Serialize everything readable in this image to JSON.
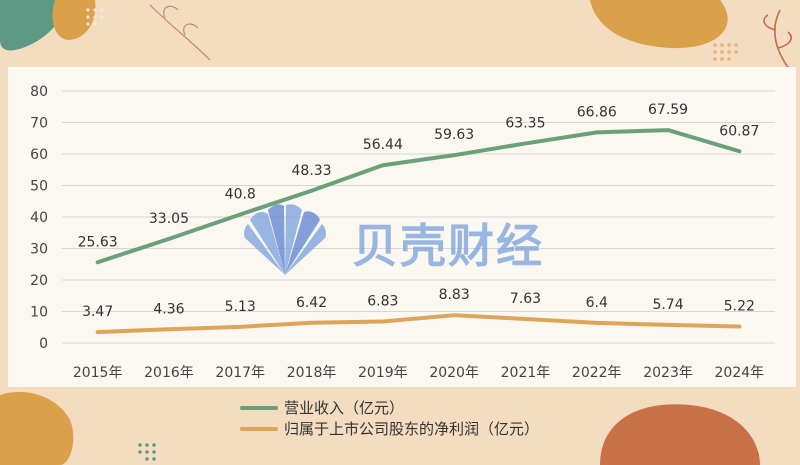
{
  "chart_data": {
    "type": "line",
    "categories": [
      "2015年",
      "2016年",
      "2017年",
      "2018年",
      "2019年",
      "2020年",
      "2021年",
      "2022年",
      "2023年",
      "2024年"
    ],
    "ylim": [
      0,
      80
    ],
    "yticks": [
      0,
      10,
      20,
      30,
      40,
      50,
      60,
      70,
      80
    ],
    "grid": true,
    "legend_position": "bottom",
    "series": [
      {
        "name": "营业收入（亿元）",
        "color": "#6aa17a",
        "values": [
          25.63,
          33.05,
          40.8,
          48.33,
          56.44,
          59.63,
          63.35,
          66.86,
          67.59,
          60.87
        ]
      },
      {
        "name": "归属于上市公司股东的净利润（亿元）",
        "color": "#dca55a",
        "values": [
          3.47,
          4.36,
          5.13,
          6.42,
          6.83,
          8.83,
          7.63,
          6.4,
          5.74,
          5.22
        ]
      }
    ]
  },
  "watermark": {
    "text": "贝壳财经",
    "icon": "shell-logo-icon",
    "color": "#7aa0dc"
  }
}
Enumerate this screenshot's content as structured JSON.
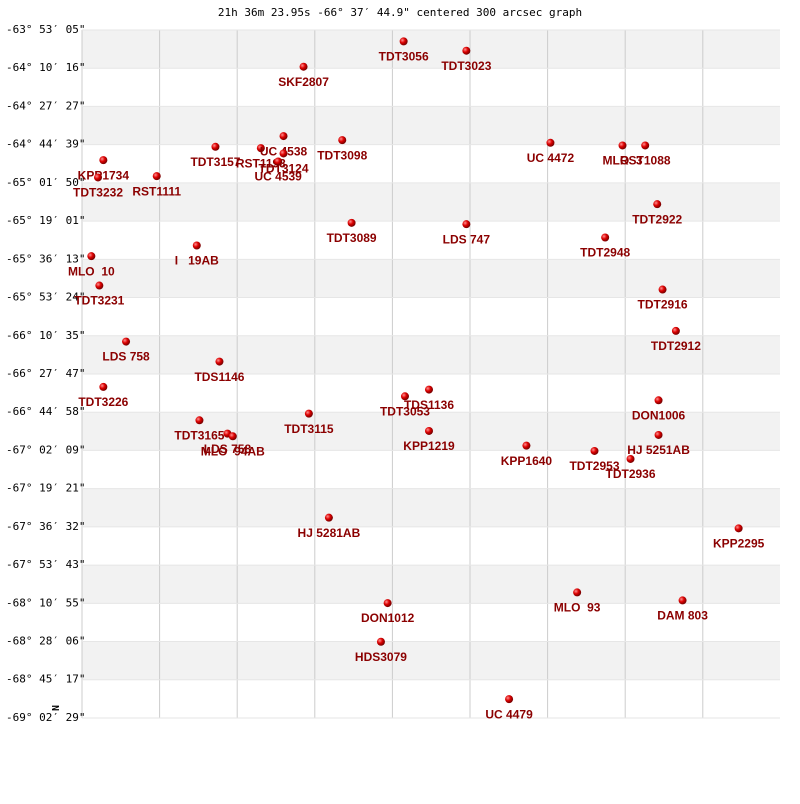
{
  "chart_data": {
    "type": "scatter",
    "title": "21h 36m 23.95s -66° 37′ 44.9\" centered 300 arcsec graph",
    "orientation_label": "N",
    "color": "#cc0000",
    "label_color": "#8b0000",
    "xlim": [
      0,
      5.23
    ],
    "ylim": [
      -63.8847,
      -69.0414
    ],
    "yticks": [
      {
        "value": -63.8847,
        "label": "-63° 53′ 05\""
      },
      {
        "value": -64.1711,
        "label": "-64° 10′ 16\""
      },
      {
        "value": -64.4575,
        "label": "-64° 27′ 27\""
      },
      {
        "value": -64.7442,
        "label": "-64° 44′ 39\""
      },
      {
        "value": -65.0306,
        "label": "-65° 01′ 50\""
      },
      {
        "value": -65.3169,
        "label": "-65° 19′ 01\""
      },
      {
        "value": -65.6036,
        "label": "-65° 36′ 13\""
      },
      {
        "value": -65.89,
        "label": "-65° 53′ 24\""
      },
      {
        "value": -66.1764,
        "label": "-66° 10′ 35\""
      },
      {
        "value": -66.4631,
        "label": "-66° 27′ 47\""
      },
      {
        "value": -66.7494,
        "label": "-66° 44′ 58\""
      },
      {
        "value": -67.0358,
        "label": "-67° 02′ 09\""
      },
      {
        "value": -67.3225,
        "label": "-67° 19′ 21\""
      },
      {
        "value": -67.6089,
        "label": "-67° 36′ 32\""
      },
      {
        "value": -67.8953,
        "label": "-67° 53′ 43\""
      },
      {
        "value": -68.1819,
        "label": "-68° 10′ 55\""
      },
      {
        "value": -68.4683,
        "label": "-68° 28′ 06\""
      },
      {
        "value": -68.7547,
        "label": "-68° 45′ 17\""
      },
      {
        "value": -69.0414,
        "label": "-69° 02′ 29\""
      }
    ],
    "grid": true,
    "labels": [
      "TDT3056",
      "TDT3023",
      "SKF2807",
      "KPP1734",
      "TDT3232",
      "RST1111",
      "TDT3157",
      "RST1193",
      "UC 4538",
      "UC 4539",
      "TDT3124",
      "TDT3098",
      "UC 4472",
      "MLO  3",
      "RST1088",
      "TDT2922",
      "TDT3089",
      "LDS 747",
      "TDT2948",
      "MLO  10",
      "I   19AB",
      "TDT3231",
      "TDT2916",
      "TDT2912",
      "LDS 758",
      "TDS1146",
      "TDT3226",
      "TDS1136",
      "TDT3053",
      "DON1006",
      "TDT3115",
      "TDT3165",
      "KPP1219",
      "HJ 5251AB",
      "LDS 758",
      "MLO  94AB",
      "KPP1640",
      "TDT2953",
      "TDT2936",
      "HJ 5281AB",
      "KPP2295",
      "MLO  93",
      "DAM 803",
      "DON1012",
      "HDS3079",
      "UC 4479"
    ],
    "x": [
      2.41,
      2.88,
      1.66,
      0.16,
      0.12,
      0.56,
      1.0,
      1.34,
      1.51,
      1.47,
      1.51,
      1.95,
      3.51,
      4.05,
      4.22,
      4.31,
      2.02,
      2.88,
      3.92,
      0.07,
      0.86,
      0.13,
      4.35,
      4.45,
      0.33,
      1.03,
      0.16,
      2.6,
      2.42,
      4.32,
      1.7,
      0.88,
      2.6,
      4.32,
      1.09,
      1.13,
      3.33,
      3.84,
      4.11,
      1.85,
      4.92,
      3.71,
      4.5,
      2.29,
      2.24,
      3.2
    ],
    "values": [
      -63.97,
      -64.04,
      -64.16,
      -64.86,
      -64.99,
      -64.98,
      -64.76,
      -64.77,
      -64.68,
      -64.87,
      -64.81,
      -64.71,
      -64.73,
      -64.75,
      -64.75,
      -65.19,
      -65.33,
      -65.34,
      -65.44,
      -65.58,
      -65.5,
      -65.8,
      -65.83,
      -66.14,
      -66.22,
      -66.37,
      -66.56,
      -66.58,
      -66.63,
      -66.66,
      -66.76,
      -66.81,
      -66.89,
      -66.92,
      -66.91,
      -66.93,
      -67.0,
      -67.04,
      -67.1,
      -67.54,
      -67.62,
      -68.1,
      -68.16,
      -68.18,
      -68.47,
      -68.9
    ]
  }
}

> _Work to be completed_:
Retype each entry precisely. Skip images entirely.

> _Response to the exercise_:
Serialize everything readable in this image to JSON.
{
  "chart_data": {
    "type": "line",
    "categories": [
      "2015年",
      "2016年",
      "2017年",
      "2018年",
      "2019年",
      "2020年",
      "2021年",
      "2022年",
      "2023年",
      "2024年"
    ],
    "ylim": [
      0,
      80
    ],
    "yticks": [
      0,
      10,
      20,
      30,
      40,
      50,
      60,
      70,
      80
    ],
    "grid": true,
    "legend_position": "bottom",
    "series": [
      {
        "name": "营业收入（亿元）",
        "color": "#6aa17a",
        "values": [
          25.63,
          33.05,
          40.8,
          48.33,
          56.44,
          59.63,
          63.35,
          66.86,
          67.59,
          60.87
        ]
      },
      {
        "name": "归属于上市公司股东的净利润（亿元）",
        "color": "#dca55a",
        "values": [
          3.47,
          4.36,
          5.13,
          6.42,
          6.83,
          8.83,
          7.63,
          6.4,
          5.74,
          5.22
        ]
      }
    ]
  },
  "watermark": {
    "text": "贝壳财经",
    "icon": "shell-logo-icon",
    "color": "#7aa0dc"
  }
}
Enumerate this screenshot's content as structured JSON.
{
  "chart_data": {
    "type": "scatter",
    "title": "21h 36m 23.95s -66° 37′ 44.9\" centered 300 arcsec graph",
    "orientation_label": "N",
    "color": "#cc0000",
    "label_color": "#8b0000",
    "xlim": [
      0,
      5.23
    ],
    "ylim": [
      -63.8847,
      -69.0414
    ],
    "yticks": [
      {
        "value": -63.8847,
        "label": "-63° 53′ 05\""
      },
      {
        "value": -64.1711,
        "label": "-64° 10′ 16\""
      },
      {
        "value": -64.4575,
        "label": "-64° 27′ 27\""
      },
      {
        "value": -64.7442,
        "label": "-64° 44′ 39\""
      },
      {
        "value": -65.0306,
        "label": "-65° 01′ 50\""
      },
      {
        "value": -65.3169,
        "label": "-65° 19′ 01\""
      },
      {
        "value": -65.6036,
        "label": "-65° 36′ 13\""
      },
      {
        "value": -65.89,
        "label": "-65° 53′ 24\""
      },
      {
        "value": -66.1764,
        "label": "-66° 10′ 35\""
      },
      {
        "value": -66.4631,
        "label": "-66° 27′ 47\""
      },
      {
        "value": -66.7494,
        "label": "-66° 44′ 58\""
      },
      {
        "value": -67.0358,
        "label": "-67° 02′ 09\""
      },
      {
        "value": -67.3225,
        "label": "-67° 19′ 21\""
      },
      {
        "value": -67.6089,
        "label": "-67° 36′ 32\""
      },
      {
        "value": -67.8953,
        "label": "-67° 53′ 43\""
      },
      {
        "value": -68.1819,
        "label": "-68° 10′ 55\""
      },
      {
        "value": -68.4683,
        "label": "-68° 28′ 06\""
      },
      {
        "value": -68.7547,
        "label": "-68° 45′ 17\""
      },
      {
        "value": -69.0414,
        "label": "-69° 02′ 29\""
      }
    ],
    "grid": true,
    "labels": [
      "TDT3056",
      "TDT3023",
      "SKF2807",
      "KPP1734",
      "TDT3232",
      "RST1111",
      "TDT3157",
      "RST1193",
      "UC 4538",
      "UC 4539",
      "TDT3124",
      "TDT3098",
      "UC 4472",
      "MLO  3",
      "RST1088",
      "TDT2922",
      "TDT3089",
      "LDS 747",
      "TDT2948",
      "MLO  10",
      "I   19AB",
      "TDT3231",
      "TDT2916",
      "TDT2912",
      "LDS 758",
      "TDS1146",
      "TDT3226",
      "TDS1136",
      "TDT3053",
      "DON1006",
      "TDT3115",
      "TDT3165",
      "KPP1219",
      "HJ 5251AB",
      "LDS 758",
      "MLO  94AB",
      "KPP1640",
      "TDT2953",
      "TDT2936",
      "HJ 5281AB",
      "KPP2295",
      "MLO  93",
      "DAM 803",
      "DON1012",
      "HDS3079",
      "UC 4479"
    ],
    "x": [
      2.41,
      2.88,
      1.66,
      0.16,
      0.12,
      0.56,
      1.0,
      1.34,
      1.51,
      1.47,
      1.51,
      1.95,
      3.51,
      4.05,
      4.22,
      4.31,
      2.02,
      2.88,
      3.92,
      0.07,
      0.86,
      0.13,
      4.35,
      4.45,
      0.33,
      1.03,
      0.16,
      2.6,
      2.42,
      4.32,
      1.7,
      0.88,
      2.6,
      4.32,
      1.09,
      1.13,
      3.33,
      3.84,
      4.11,
      1.85,
      4.92,
      3.71,
      4.5,
      2.29,
      2.24,
      3.2
    ],
    "values": [
      -63.97,
      -64.04,
      -64.16,
      -64.86,
      -64.99,
      -64.98,
      -64.76,
      -64.77,
      -64.68,
      -64.87,
      -64.81,
      -64.71,
      -64.73,
      -64.75,
      -64.75,
      -65.19,
      -65.33,
      -65.34,
      -65.44,
      -65.58,
      -65.5,
      -65.8,
      -65.83,
      -66.14,
      -66.22,
      -66.37,
      -66.56,
      -66.58,
      -66.63,
      -66.66,
      -66.76,
      -66.81,
      -66.89,
      -66.92,
      -66.91,
      -66.93,
      -67.0,
      -67.04,
      -67.1,
      -67.54,
      -67.62,
      -68.1,
      -68.16,
      -68.18,
      -68.47,
      -68.9
    ]
  }
}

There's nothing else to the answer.